TASK REQUIREMENTS: Find every line in the records below that holds the word "教学目标明确", and copy it out.

[start of LISTED RECORDS]

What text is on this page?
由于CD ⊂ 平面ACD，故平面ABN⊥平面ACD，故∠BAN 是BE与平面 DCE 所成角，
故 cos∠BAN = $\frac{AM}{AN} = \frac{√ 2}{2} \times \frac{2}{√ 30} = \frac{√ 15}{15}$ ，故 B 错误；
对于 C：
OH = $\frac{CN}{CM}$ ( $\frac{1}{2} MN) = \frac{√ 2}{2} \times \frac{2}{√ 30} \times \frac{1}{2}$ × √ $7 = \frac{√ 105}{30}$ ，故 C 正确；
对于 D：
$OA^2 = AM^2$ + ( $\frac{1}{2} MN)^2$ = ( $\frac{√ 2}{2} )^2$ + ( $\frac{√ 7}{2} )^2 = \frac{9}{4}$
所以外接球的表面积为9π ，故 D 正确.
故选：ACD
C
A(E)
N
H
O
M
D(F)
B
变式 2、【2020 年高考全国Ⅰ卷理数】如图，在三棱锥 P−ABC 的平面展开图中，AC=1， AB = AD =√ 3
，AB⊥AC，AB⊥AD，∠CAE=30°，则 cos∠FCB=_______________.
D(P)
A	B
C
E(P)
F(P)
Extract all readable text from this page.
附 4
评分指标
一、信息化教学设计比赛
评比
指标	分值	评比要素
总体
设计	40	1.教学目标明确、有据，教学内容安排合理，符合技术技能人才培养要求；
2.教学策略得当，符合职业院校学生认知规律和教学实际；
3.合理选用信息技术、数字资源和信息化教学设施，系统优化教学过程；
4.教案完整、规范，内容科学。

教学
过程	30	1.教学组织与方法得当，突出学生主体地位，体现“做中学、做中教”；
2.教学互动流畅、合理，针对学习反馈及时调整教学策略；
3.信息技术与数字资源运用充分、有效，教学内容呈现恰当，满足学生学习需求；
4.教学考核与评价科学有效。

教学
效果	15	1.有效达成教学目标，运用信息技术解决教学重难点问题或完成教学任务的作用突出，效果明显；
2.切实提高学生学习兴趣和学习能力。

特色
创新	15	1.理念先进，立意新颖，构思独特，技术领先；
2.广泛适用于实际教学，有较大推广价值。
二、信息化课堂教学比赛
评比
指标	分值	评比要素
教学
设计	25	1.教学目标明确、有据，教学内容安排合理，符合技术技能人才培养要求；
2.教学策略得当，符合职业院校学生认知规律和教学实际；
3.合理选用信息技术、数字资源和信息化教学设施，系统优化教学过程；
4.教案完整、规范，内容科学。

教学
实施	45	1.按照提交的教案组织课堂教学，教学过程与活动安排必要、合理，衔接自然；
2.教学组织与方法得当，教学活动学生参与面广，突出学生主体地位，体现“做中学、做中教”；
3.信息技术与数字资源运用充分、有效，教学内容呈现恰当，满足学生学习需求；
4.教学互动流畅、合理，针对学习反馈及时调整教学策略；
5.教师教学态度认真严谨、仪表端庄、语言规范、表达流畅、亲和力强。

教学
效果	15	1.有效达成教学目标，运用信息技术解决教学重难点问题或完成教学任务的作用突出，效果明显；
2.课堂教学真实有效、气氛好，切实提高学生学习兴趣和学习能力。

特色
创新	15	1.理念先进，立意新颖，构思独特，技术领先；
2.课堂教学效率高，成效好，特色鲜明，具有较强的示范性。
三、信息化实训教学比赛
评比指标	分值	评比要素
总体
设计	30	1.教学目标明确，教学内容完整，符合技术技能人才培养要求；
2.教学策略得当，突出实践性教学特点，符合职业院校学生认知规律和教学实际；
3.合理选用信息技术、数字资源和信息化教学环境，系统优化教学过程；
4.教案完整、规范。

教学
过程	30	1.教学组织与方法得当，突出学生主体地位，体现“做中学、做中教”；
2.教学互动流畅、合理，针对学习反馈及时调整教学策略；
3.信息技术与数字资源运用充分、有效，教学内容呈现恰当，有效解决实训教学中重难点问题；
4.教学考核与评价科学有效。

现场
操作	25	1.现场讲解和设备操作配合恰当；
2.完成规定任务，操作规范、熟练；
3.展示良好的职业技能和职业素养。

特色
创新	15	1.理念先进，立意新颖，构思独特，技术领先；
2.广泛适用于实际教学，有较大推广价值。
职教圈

[end of LISTED RECORDS]

EXPECTED OUTPUT:
设计	40	1.教学目标明确、有据，教学内容安排合理，符合技术技能人才培养要求；
设计	25	1.教学目标明确、有据，教学内容安排合理，符合技术技能人才培养要求；
设计	30	1.教学目标明确，教学内容完整，符合技术技能人才培养要求；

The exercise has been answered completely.